● Exercise instructions
Copy out the listing in full, exactly as written, but not its pictures.

--- START Data shown ---

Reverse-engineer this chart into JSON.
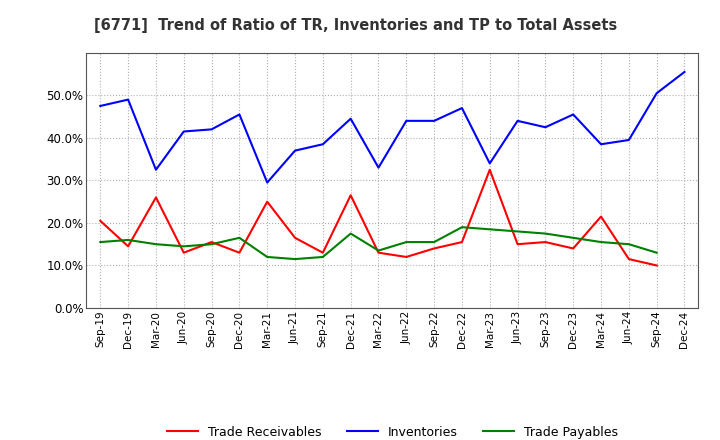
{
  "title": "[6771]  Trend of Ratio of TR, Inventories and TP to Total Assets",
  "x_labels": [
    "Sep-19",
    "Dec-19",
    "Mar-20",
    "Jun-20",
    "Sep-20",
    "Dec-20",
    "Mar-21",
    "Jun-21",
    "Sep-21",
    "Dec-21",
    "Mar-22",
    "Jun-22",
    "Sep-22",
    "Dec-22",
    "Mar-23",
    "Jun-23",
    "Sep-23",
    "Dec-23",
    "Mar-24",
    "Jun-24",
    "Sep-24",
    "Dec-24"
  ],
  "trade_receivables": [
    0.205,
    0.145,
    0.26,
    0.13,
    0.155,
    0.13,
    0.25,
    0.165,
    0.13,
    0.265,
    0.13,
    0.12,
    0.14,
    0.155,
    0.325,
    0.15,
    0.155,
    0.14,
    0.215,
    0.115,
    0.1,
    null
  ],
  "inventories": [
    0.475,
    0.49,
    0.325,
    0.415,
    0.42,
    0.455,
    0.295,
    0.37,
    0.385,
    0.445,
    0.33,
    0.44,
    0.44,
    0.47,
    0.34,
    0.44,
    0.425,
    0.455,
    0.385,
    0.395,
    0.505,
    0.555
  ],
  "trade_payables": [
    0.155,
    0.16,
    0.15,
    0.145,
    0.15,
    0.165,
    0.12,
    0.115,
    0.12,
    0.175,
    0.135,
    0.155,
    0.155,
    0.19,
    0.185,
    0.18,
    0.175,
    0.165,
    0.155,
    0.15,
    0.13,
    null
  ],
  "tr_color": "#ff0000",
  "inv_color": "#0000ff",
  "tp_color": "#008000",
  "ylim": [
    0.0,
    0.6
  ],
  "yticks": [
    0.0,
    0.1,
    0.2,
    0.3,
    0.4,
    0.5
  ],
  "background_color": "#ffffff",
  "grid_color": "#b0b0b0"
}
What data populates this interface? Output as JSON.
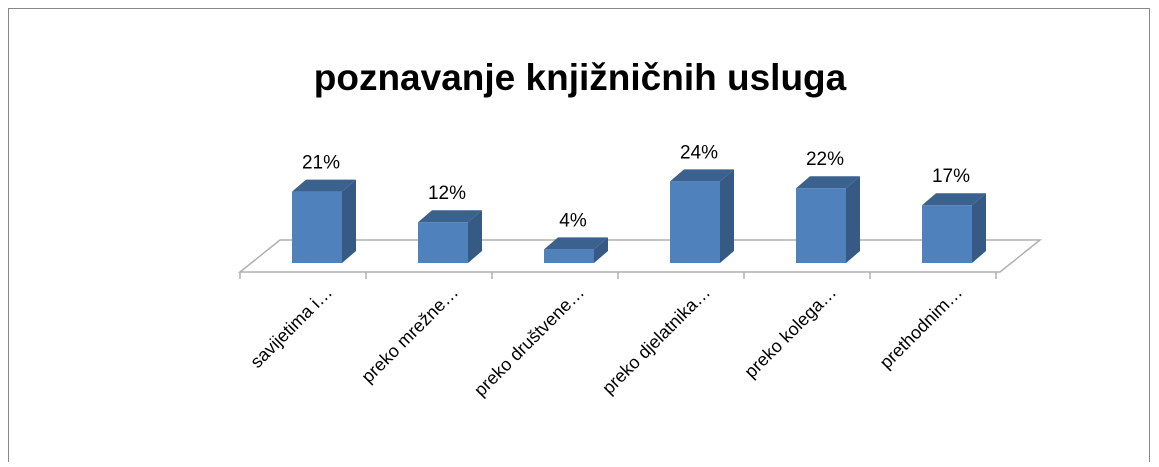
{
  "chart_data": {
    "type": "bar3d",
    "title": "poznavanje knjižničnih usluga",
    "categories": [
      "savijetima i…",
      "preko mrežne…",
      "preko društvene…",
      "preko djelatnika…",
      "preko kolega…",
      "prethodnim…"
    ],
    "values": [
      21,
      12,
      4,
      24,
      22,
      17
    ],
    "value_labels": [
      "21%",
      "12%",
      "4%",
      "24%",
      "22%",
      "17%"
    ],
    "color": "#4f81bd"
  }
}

--- END Data shown ---

● Solution to the exercise
Reverse-engineer this chart into JSON.
{
  "title": "[6771]  Trend of Ratio of TR, Inventories and TP to Total Assets",
  "x_labels": [
    "Sep-19",
    "Dec-19",
    "Mar-20",
    "Jun-20",
    "Sep-20",
    "Dec-20",
    "Mar-21",
    "Jun-21",
    "Sep-21",
    "Dec-21",
    "Mar-22",
    "Jun-22",
    "Sep-22",
    "Dec-22",
    "Mar-23",
    "Jun-23",
    "Sep-23",
    "Dec-23",
    "Mar-24",
    "Jun-24",
    "Sep-24",
    "Dec-24"
  ],
  "trade_receivables": [
    0.205,
    0.145,
    0.26,
    0.13,
    0.155,
    0.13,
    0.25,
    0.165,
    0.13,
    0.265,
    0.13,
    0.12,
    0.14,
    0.155,
    0.325,
    0.15,
    0.155,
    0.14,
    0.215,
    0.115,
    0.1,
    null
  ],
  "inventories": [
    0.475,
    0.49,
    0.325,
    0.415,
    0.42,
    0.455,
    0.295,
    0.37,
    0.385,
    0.445,
    0.33,
    0.44,
    0.44,
    0.47,
    0.34,
    0.44,
    0.425,
    0.455,
    0.385,
    0.395,
    0.505,
    0.555
  ],
  "trade_payables": [
    0.155,
    0.16,
    0.15,
    0.145,
    0.15,
    0.165,
    0.12,
    0.115,
    0.12,
    0.175,
    0.135,
    0.155,
    0.155,
    0.19,
    0.185,
    0.18,
    0.175,
    0.165,
    0.155,
    0.15,
    0.13,
    null
  ],
  "tr_color": "#ff0000",
  "inv_color": "#0000ff",
  "tp_color": "#008000",
  "ylim": [
    0.0,
    0.6
  ],
  "yticks": [
    0.0,
    0.1,
    0.2,
    0.3,
    0.4,
    0.5
  ],
  "background_color": "#ffffff",
  "grid_color": "#b0b0b0"
}
What data populates this interface? Output as JSON.
{
  "chart_data": {
    "type": "bar3d",
    "title": "poznavanje knjižničnih usluga",
    "categories": [
      "savijetima i…",
      "preko mrežne…",
      "preko društvene…",
      "preko djelatnika…",
      "preko kolega…",
      "prethodnim…"
    ],
    "values": [
      21,
      12,
      4,
      24,
      22,
      17
    ],
    "value_labels": [
      "21%",
      "12%",
      "4%",
      "24%",
      "22%",
      "17%"
    ],
    "color": "#4f81bd"
  }
}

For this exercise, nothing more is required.